◆ WHAT YOU HAVE TO DO ◆
Go through the records and show each line where the word "JSON" occurs.

BEGIN PROVIDED INFORMATION

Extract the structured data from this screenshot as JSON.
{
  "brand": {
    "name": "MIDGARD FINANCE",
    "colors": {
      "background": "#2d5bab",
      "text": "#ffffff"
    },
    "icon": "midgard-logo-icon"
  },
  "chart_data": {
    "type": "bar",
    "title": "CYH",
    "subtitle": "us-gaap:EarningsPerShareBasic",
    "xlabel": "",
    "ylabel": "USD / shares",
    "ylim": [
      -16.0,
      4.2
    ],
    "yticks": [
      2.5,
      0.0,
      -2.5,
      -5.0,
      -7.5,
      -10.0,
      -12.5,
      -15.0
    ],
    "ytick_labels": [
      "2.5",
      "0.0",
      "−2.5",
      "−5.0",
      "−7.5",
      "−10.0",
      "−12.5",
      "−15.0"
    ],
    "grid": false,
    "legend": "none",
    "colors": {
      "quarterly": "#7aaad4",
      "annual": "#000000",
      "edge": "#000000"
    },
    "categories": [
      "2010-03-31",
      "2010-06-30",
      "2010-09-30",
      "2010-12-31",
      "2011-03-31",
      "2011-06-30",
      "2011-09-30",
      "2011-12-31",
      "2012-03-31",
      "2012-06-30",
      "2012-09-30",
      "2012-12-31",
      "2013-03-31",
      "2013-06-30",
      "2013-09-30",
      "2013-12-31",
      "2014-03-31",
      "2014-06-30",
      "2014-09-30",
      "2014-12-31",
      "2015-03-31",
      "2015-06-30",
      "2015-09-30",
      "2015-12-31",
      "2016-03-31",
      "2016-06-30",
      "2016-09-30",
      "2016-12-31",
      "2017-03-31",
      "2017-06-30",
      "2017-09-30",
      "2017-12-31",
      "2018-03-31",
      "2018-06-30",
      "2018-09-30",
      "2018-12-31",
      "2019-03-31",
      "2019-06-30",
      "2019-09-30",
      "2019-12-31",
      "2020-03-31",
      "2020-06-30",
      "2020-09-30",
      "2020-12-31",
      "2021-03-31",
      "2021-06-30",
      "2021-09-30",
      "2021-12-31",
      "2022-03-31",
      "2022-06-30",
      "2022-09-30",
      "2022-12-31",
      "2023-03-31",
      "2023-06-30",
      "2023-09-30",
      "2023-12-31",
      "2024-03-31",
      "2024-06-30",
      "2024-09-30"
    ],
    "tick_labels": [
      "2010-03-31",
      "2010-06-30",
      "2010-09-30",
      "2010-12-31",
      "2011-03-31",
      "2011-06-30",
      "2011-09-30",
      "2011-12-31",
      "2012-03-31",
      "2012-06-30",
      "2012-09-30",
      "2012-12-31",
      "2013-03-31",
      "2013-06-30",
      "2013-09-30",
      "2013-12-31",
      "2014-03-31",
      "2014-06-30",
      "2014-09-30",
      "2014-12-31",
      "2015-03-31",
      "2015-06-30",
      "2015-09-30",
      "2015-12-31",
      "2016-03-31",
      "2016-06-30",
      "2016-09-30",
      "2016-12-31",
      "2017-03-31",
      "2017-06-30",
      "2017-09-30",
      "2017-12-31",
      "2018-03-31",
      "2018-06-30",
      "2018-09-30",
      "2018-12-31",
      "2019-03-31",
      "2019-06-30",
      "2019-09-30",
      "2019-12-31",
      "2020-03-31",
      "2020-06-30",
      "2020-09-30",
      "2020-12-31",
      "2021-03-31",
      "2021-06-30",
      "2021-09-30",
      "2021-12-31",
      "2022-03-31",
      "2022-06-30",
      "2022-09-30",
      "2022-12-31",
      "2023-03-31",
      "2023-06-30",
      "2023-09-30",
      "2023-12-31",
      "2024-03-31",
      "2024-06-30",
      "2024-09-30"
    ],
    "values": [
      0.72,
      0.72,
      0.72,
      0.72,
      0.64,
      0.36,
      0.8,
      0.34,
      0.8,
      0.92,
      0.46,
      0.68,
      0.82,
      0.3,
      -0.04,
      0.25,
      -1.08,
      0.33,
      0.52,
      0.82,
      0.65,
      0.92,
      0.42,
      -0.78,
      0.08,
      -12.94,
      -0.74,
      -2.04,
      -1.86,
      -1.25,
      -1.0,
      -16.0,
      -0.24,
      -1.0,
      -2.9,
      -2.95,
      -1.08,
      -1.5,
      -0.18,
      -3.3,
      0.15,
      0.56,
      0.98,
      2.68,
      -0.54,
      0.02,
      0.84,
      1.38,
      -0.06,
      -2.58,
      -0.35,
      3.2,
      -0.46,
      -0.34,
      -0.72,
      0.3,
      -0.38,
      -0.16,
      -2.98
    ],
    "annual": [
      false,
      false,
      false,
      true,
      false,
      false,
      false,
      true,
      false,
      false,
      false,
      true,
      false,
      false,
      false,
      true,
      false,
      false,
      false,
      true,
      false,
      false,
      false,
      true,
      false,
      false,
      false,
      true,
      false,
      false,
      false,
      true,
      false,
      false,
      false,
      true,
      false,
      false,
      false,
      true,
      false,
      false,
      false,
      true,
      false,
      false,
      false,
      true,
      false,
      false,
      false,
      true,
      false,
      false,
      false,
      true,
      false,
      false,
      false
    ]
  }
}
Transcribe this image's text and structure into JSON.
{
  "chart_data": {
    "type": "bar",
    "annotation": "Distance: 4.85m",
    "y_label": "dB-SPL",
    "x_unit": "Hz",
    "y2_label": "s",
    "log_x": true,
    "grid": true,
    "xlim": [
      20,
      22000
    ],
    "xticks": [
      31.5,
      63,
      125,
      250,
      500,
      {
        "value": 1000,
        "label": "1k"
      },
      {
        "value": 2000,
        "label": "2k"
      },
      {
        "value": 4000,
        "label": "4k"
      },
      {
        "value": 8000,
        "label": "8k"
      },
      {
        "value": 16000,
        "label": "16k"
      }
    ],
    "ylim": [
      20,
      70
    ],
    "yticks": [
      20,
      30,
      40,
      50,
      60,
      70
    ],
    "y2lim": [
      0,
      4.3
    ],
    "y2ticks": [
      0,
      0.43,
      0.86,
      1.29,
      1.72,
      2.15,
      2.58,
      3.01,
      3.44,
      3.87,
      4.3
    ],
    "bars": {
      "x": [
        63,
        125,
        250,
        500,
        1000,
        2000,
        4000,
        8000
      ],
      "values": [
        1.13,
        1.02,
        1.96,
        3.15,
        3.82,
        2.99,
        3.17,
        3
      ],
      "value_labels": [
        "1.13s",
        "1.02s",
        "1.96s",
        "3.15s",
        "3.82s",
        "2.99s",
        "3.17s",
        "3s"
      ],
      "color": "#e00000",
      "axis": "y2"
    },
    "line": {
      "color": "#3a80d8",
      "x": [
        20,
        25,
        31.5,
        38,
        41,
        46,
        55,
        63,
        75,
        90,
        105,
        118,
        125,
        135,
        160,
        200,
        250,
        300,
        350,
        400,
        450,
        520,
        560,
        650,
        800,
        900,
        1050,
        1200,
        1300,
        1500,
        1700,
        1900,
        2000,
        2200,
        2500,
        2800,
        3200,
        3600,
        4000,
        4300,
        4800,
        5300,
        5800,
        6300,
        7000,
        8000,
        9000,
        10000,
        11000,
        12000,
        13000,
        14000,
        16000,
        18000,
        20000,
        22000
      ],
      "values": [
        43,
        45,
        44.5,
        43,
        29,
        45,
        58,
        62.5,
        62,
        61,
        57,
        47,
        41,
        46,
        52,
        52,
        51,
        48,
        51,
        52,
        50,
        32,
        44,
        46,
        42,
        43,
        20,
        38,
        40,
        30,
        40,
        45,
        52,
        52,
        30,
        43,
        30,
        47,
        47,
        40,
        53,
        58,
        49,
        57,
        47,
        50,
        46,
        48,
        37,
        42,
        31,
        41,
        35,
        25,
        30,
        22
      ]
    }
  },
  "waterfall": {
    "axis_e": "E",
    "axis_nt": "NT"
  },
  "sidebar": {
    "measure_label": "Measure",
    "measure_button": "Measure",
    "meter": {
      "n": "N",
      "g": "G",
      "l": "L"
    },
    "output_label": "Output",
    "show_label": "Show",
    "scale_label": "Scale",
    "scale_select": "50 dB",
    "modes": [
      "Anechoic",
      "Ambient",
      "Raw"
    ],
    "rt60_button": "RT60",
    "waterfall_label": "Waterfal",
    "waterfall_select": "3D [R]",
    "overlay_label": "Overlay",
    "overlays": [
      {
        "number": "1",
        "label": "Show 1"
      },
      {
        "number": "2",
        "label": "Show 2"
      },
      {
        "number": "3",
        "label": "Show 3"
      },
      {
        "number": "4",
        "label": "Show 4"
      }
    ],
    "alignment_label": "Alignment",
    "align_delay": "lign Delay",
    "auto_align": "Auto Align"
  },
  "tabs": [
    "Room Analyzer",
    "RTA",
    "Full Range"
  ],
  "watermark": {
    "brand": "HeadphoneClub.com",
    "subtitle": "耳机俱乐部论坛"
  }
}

END PROVIDED INFORMATION

◆ RESPONSE TO THIS EXERCISE ◆
Extract the structured data from this screenshot as JSON.
Transcribe this image's text and structure into JSON.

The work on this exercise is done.